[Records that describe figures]
* Begin *

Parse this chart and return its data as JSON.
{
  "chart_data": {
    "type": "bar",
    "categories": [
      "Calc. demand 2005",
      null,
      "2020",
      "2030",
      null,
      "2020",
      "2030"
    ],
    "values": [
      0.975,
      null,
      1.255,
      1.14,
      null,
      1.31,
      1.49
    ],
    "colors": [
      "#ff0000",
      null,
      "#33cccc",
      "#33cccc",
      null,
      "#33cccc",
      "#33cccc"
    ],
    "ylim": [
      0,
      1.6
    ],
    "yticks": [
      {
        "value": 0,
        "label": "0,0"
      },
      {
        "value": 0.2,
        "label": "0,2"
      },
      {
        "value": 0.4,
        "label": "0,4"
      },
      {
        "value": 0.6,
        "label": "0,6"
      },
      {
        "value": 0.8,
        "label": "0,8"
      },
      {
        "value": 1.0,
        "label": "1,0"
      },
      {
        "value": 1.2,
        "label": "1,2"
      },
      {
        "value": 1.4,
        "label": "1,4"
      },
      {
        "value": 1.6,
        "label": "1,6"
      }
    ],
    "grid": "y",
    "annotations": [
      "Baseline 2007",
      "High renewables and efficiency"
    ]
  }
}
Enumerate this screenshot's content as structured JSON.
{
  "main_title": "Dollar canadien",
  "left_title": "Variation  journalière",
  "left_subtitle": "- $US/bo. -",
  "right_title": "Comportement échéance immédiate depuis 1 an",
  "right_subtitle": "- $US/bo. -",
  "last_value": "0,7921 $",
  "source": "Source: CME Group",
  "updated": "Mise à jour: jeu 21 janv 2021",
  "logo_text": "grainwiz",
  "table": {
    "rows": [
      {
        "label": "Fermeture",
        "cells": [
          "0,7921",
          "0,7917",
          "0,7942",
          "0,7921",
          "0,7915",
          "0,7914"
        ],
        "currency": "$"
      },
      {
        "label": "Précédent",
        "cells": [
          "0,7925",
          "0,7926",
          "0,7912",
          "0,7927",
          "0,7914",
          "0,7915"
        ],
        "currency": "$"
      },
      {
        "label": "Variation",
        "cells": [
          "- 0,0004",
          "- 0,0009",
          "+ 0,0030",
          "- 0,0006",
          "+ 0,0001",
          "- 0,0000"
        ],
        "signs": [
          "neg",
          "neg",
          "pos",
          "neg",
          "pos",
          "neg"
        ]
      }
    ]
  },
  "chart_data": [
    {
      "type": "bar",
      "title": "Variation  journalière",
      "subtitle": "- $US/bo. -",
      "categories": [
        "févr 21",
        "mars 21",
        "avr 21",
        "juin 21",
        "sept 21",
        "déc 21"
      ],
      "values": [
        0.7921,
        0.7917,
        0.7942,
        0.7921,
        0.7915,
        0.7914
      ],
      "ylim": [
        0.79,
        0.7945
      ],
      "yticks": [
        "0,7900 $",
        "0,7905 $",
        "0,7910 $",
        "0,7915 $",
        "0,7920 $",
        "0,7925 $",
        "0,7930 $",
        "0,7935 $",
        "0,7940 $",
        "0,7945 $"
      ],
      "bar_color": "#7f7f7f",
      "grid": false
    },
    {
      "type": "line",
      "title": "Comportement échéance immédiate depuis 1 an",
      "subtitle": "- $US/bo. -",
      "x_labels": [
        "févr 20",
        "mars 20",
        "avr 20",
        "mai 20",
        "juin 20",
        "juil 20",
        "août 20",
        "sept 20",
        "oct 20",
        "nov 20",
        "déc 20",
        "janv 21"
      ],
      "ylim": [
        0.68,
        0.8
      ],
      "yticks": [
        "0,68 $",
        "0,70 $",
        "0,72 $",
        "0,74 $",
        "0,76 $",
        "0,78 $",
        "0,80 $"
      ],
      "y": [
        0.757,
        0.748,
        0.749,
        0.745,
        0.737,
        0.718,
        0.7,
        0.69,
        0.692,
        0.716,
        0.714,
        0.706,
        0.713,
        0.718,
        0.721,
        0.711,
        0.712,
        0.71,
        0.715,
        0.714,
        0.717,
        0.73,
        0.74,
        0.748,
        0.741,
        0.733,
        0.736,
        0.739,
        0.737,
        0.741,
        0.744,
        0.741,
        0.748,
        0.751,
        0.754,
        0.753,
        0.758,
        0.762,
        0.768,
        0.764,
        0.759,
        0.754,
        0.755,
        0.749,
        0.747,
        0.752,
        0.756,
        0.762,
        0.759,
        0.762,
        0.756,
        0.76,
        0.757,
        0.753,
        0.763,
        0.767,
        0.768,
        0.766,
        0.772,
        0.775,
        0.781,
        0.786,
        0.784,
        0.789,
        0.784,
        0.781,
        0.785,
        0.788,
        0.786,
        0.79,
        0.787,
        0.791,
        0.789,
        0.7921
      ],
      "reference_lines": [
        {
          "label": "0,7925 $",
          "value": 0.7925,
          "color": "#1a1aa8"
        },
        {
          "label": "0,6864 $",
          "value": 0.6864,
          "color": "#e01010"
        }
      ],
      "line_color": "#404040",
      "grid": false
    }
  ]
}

* End *

-- What you are asked to do --
Copy each record from above without leaving any out.

-- Expected answer --
Parse this chart and return its data as JSON.
{
  "chart_data": {
    "type": "bar",
    "categories": [
      "Calc. demand 2005",
      null,
      "2020",
      "2030",
      null,
      "2020",
      "2030"
    ],
    "values": [
      0.975,
      null,
      1.255,
      1.14,
      null,
      1.31,
      1.49
    ],
    "colors": [
      "#ff0000",
      null,
      "#33cccc",
      "#33cccc",
      null,
      "#33cccc",
      "#33cccc"
    ],
    "ylim": [
      0,
      1.6
    ],
    "yticks": [
      {
        "value": 0,
        "label": "0,0"
      },
      {
        "value": 0.2,
        "label": "0,2"
      },
      {
        "value": 0.4,
        "label": "0,4"
      },
      {
        "value": 0.6,
        "label": "0,6"
      },
      {
        "value": 0.8,
        "label": "0,8"
      },
      {
        "value": 1.0,
        "label": "1,0"
      },
      {
        "value": 1.2,
        "label": "1,2"
      },
      {
        "value": 1.4,
        "label": "1,4"
      },
      {
        "value": 1.6,
        "label": "1,6"
      }
    ],
    "grid": "y",
    "annotations": [
      "Baseline 2007",
      "High renewables and efficiency"
    ]
  }
}
Enumerate this screenshot's content as structured JSON.
{
  "main_title": "Dollar canadien",
  "left_title": "Variation  journalière",
  "left_subtitle": "- $US/bo. -",
  "right_title": "Comportement échéance immédiate depuis 1 an",
  "right_subtitle": "- $US/bo. -",
  "last_value": "0,7921 $",
  "source": "Source: CME Group",
  "updated": "Mise à jour: jeu 21 janv 2021",
  "logo_text": "grainwiz",
  "table": {
    "rows": [
      {
        "label": "Fermeture",
        "cells": [
          "0,7921",
          "0,7917",
          "0,7942",
          "0,7921",
          "0,7915",
          "0,7914"
        ],
        "currency": "$"
      },
      {
        "label": "Précédent",
        "cells": [
          "0,7925",
          "0,7926",
          "0,7912",
          "0,7927",
          "0,7914",
          "0,7915"
        ],
        "currency": "$"
      },
      {
        "label": "Variation",
        "cells": [
          "- 0,0004",
          "- 0,0009",
          "+ 0,0030",
          "- 0,0006",
          "+ 0,0001",
          "- 0,0000"
        ],
        "signs": [
          "neg",
          "neg",
          "pos",
          "neg",
          "pos",
          "neg"
        ]
      }
    ]
  },
  "chart_data": [
    {
      "type": "bar",
      "title": "Variation  journalière",
      "subtitle": "- $US/bo. -",
      "categories": [
        "févr 21",
        "mars 21",
        "avr 21",
        "juin 21",
        "sept 21",
        "déc 21"
      ],
      "values": [
        0.7921,
        0.7917,
        0.7942,
        0.7921,
        0.7915,
        0.7914
      ],
      "ylim": [
        0.79,
        0.7945
      ],
      "yticks": [
        "0,7900 $",
        "0,7905 $",
        "0,7910 $",
        "0,7915 $",
        "0,7920 $",
        "0,7925 $",
        "0,7930 $",
        "0,7935 $",
        "0,7940 $",
        "0,7945 $"
      ],
      "bar_color": "#7f7f7f",
      "grid": false
    },
    {
      "type": "line",
      "title": "Comportement échéance immédiate depuis 1 an",
      "subtitle": "- $US/bo. -",
      "x_labels": [
        "févr 20",
        "mars 20",
        "avr 20",
        "mai 20",
        "juin 20",
        "juil 20",
        "août 20",
        "sept 20",
        "oct 20",
        "nov 20",
        "déc 20",
        "janv 21"
      ],
      "ylim": [
        0.68,
        0.8
      ],
      "yticks": [
        "0,68 $",
        "0,70 $",
        "0,72 $",
        "0,74 $",
        "0,76 $",
        "0,78 $",
        "0,80 $"
      ],
      "y": [
        0.757,
        0.748,
        0.749,
        0.745,
        0.737,
        0.718,
        0.7,
        0.69,
        0.692,
        0.716,
        0.714,
        0.706,
        0.713,
        0.718,
        0.721,
        0.711,
        0.712,
        0.71,
        0.715,
        0.714,
        0.717,
        0.73,
        0.74,
        0.748,
        0.741,
        0.733,
        0.736,
        0.739,
        0.737,
        0.741,
        0.744,
        0.741,
        0.748,
        0.751,
        0.754,
        0.753,
        0.758,
        0.762,
        0.768,
        0.764,
        0.759,
        0.754,
        0.755,
        0.749,
        0.747,
        0.752,
        0.756,
        0.762,
        0.759,
        0.762,
        0.756,
        0.76,
        0.757,
        0.753,
        0.763,
        0.767,
        0.768,
        0.766,
        0.772,
        0.775,
        0.781,
        0.786,
        0.784,
        0.789,
        0.784,
        0.781,
        0.785,
        0.788,
        0.786,
        0.79,
        0.787,
        0.791,
        0.789,
        0.7921
      ],
      "reference_lines": [
        {
          "label": "0,7925 $",
          "value": 0.7925,
          "color": "#1a1aa8"
        },
        {
          "label": "0,6864 $",
          "value": 0.6864,
          "color": "#e01010"
        }
      ],
      "line_color": "#404040",
      "grid": false
    }
  ]
}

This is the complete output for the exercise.